• [Task statement] Rewrite the material below with every "lat-label" changed to "latitude-label" and nothing else altered.

┌──

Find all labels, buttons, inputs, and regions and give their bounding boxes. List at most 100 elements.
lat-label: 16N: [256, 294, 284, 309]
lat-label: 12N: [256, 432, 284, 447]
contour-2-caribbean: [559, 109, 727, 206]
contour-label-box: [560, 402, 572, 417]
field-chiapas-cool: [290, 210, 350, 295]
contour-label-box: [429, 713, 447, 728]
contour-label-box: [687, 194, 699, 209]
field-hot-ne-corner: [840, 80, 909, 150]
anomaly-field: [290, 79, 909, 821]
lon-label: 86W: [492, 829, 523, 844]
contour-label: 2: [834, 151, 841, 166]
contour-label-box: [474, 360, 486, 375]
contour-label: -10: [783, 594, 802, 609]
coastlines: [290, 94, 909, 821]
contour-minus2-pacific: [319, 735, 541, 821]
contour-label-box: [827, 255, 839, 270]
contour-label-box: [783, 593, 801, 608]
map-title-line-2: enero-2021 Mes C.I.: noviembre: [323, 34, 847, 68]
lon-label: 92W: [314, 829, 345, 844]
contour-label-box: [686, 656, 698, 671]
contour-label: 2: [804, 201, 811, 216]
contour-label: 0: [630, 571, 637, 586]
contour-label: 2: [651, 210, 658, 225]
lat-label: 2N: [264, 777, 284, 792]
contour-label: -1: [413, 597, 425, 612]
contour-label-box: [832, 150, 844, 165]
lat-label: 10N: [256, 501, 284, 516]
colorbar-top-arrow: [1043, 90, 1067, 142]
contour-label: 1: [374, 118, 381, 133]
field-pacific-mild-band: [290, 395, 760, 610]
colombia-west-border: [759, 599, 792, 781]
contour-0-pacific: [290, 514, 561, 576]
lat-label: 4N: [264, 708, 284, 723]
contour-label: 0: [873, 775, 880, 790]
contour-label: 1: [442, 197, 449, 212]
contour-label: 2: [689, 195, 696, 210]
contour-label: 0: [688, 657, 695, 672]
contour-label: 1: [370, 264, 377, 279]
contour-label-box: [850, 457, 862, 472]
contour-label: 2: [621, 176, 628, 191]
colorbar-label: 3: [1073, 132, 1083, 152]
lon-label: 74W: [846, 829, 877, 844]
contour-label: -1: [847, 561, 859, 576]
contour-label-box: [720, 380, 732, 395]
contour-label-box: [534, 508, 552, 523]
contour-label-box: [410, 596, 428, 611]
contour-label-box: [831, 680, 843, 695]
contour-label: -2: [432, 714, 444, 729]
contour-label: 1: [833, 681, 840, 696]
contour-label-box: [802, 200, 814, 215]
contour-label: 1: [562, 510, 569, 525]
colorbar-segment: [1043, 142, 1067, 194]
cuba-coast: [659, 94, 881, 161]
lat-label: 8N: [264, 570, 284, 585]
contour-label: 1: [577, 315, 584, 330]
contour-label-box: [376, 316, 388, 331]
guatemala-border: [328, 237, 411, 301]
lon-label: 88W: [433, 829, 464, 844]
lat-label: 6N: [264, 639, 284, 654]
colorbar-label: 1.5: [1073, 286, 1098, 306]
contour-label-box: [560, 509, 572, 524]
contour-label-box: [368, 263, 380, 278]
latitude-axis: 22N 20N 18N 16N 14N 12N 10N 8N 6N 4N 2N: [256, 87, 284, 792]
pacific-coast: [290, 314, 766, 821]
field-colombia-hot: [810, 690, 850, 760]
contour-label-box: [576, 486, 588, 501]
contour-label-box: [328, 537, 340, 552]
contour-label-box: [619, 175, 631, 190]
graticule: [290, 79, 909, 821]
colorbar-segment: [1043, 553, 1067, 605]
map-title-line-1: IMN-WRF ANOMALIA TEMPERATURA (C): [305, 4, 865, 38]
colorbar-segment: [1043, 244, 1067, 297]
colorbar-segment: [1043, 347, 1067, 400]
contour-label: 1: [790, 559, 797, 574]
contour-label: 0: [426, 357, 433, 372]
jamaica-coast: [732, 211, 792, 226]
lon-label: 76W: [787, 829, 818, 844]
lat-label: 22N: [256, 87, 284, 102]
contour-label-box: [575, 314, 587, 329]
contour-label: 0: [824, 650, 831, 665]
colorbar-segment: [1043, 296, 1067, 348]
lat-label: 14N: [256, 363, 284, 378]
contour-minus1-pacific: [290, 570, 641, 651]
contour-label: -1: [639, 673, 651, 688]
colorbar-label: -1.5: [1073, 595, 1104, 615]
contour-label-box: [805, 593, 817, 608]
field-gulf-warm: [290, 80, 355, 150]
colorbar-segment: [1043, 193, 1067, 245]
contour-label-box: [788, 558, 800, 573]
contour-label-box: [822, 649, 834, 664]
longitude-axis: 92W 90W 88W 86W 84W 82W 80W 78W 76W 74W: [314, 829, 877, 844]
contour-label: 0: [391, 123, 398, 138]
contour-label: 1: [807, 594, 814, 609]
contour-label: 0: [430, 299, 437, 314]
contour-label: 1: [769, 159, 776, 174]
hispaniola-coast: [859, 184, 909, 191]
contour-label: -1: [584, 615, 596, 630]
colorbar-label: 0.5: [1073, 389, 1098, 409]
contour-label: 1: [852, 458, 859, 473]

└──

• [Response to this task]
Find all labels, buttons, inputs, and regions and give their bounding boxes. List at most 100 elements.
latitude-label: 16N: [256, 294, 284, 309]
latitude-label: 12N: [256, 432, 284, 447]
contour-2-caribbean: [559, 109, 727, 206]
contour-label-box: [560, 402, 572, 417]
field-chiapas-cool: [290, 210, 350, 295]
contour-label-box: [429, 713, 447, 728]
contour-label-box: [687, 194, 699, 209]
field-hot-ne-corner: [840, 80, 909, 150]
anomaly-field: [290, 79, 909, 821]
lon-label: 86W: [492, 829, 523, 844]
contour-label: 2: [834, 151, 841, 166]
contour-label-box: [474, 360, 486, 375]
contour-label: -10: [783, 594, 802, 609]
coastlines: [290, 94, 909, 821]
contour-minus2-pacific: [319, 735, 541, 821]
contour-label-box: [827, 255, 839, 270]
contour-label-box: [783, 593, 801, 608]
map-title-line-2: enero-2021 Mes C.I.: noviembre: [323, 34, 847, 68]
lon-label: 92W: [314, 829, 345, 844]
contour-label-box: [686, 656, 698, 671]
contour-label: 2: [804, 201, 811, 216]
contour-label: 0: [630, 571, 637, 586]
contour-label: 2: [651, 210, 658, 225]
latitude-label: 2N: [264, 777, 284, 792]
contour-label: -1: [413, 597, 425, 612]
contour-label-box: [832, 150, 844, 165]
latitude-label: 10N: [256, 501, 284, 516]
colorbar-top-arrow: [1043, 90, 1067, 142]
contour-label: 1: [374, 118, 381, 133]
field-pacific-mild-band: [290, 395, 760, 610]
colombia-west-border: [759, 599, 792, 781]
contour-0-pacific: [290, 514, 561, 576]
latitude-label: 4N: [264, 708, 284, 723]
contour-label: 0: [873, 775, 880, 790]
contour-label: 1: [442, 197, 449, 212]
contour-label: 2: [689, 195, 696, 210]
contour-label: 0: [688, 657, 695, 672]
contour-label: 1: [370, 264, 377, 279]
contour-label-box: [850, 457, 862, 472]
contour-label: 2: [621, 176, 628, 191]
colorbar-label: 3: [1073, 132, 1083, 152]
lon-label: 74W: [846, 829, 877, 844]
contour-label: -1: [847, 561, 859, 576]
contour-label-box: [720, 380, 732, 395]
contour-label-box: [534, 508, 552, 523]
contour-label-box: [410, 596, 428, 611]
contour-label-box: [831, 680, 843, 695]
contour-label: -2: [432, 714, 444, 729]
contour-label: 1: [833, 681, 840, 696]
contour-label-box: [802, 200, 814, 215]
contour-label: 1: [562, 510, 569, 525]
colorbar-segment: [1043, 142, 1067, 194]
cuba-coast: [659, 94, 881, 161]
latitude-label: 8N: [264, 570, 284, 585]
contour-label: 1: [577, 315, 584, 330]
contour-label-box: [376, 316, 388, 331]
guatemala-border: [328, 237, 411, 301]
lon-label: 88W: [433, 829, 464, 844]
latitude-label: 6N: [264, 639, 284, 654]
colorbar-label: 1.5: [1073, 286, 1098, 306]
contour-label-box: [560, 509, 572, 524]
contour-label-box: [368, 263, 380, 278]
latitude-axis: 22N 20N 18N 16N 14N 12N 10N 8N 6N 4N 2N: [256, 87, 284, 792]
pacific-coast: [290, 314, 766, 821]
field-colombia-hot: [810, 690, 850, 760]
contour-label-box: [576, 486, 588, 501]
contour-label-box: [328, 537, 340, 552]
contour-label-box: [619, 175, 631, 190]
graticule: [290, 79, 909, 821]
colorbar-segment: [1043, 553, 1067, 605]
map-title-line-1: IMN-WRF ANOMALIA TEMPERATURA (C): [305, 4, 865, 38]
colorbar-segment: [1043, 244, 1067, 297]
colorbar-segment: [1043, 347, 1067, 400]
contour-label: 1: [790, 559, 797, 574]
contour-label: 0: [426, 357, 433, 372]
jamaica-coast: [732, 211, 792, 226]
lon-label: 76W: [787, 829, 818, 844]
latitude-label: 22N: [256, 87, 284, 102]
contour-label-box: [575, 314, 587, 329]
contour-label: 0: [824, 650, 831, 665]
colorbar-segment: [1043, 296, 1067, 348]
latitude-label: 14N: [256, 363, 284, 378]
contour-minus1-pacific: [290, 570, 641, 651]
contour-label: -1: [639, 673, 651, 688]
colorbar-label: -1.5: [1073, 595, 1104, 615]
contour-label-box: [805, 593, 817, 608]
field-gulf-warm: [290, 80, 355, 150]
colorbar-segment: [1043, 193, 1067, 245]
contour-label-box: [788, 558, 800, 573]
contour-label-box: [822, 649, 834, 664]
longitude-axis: 92W 90W 88W 86W 84W 82W 80W 78W 76W 74W: [314, 829, 877, 844]
contour-label: 0: [391, 123, 398, 138]
contour-label: 1: [807, 594, 814, 609]
contour-label: 0: [430, 299, 437, 314]
contour-label: 1: [769, 159, 776, 174]
hispaniola-coast: [859, 184, 909, 191]
contour-label: -1: [584, 615, 596, 630]
colorbar-label: 0.5: [1073, 389, 1098, 409]
contour-label: 1: [852, 458, 859, 473]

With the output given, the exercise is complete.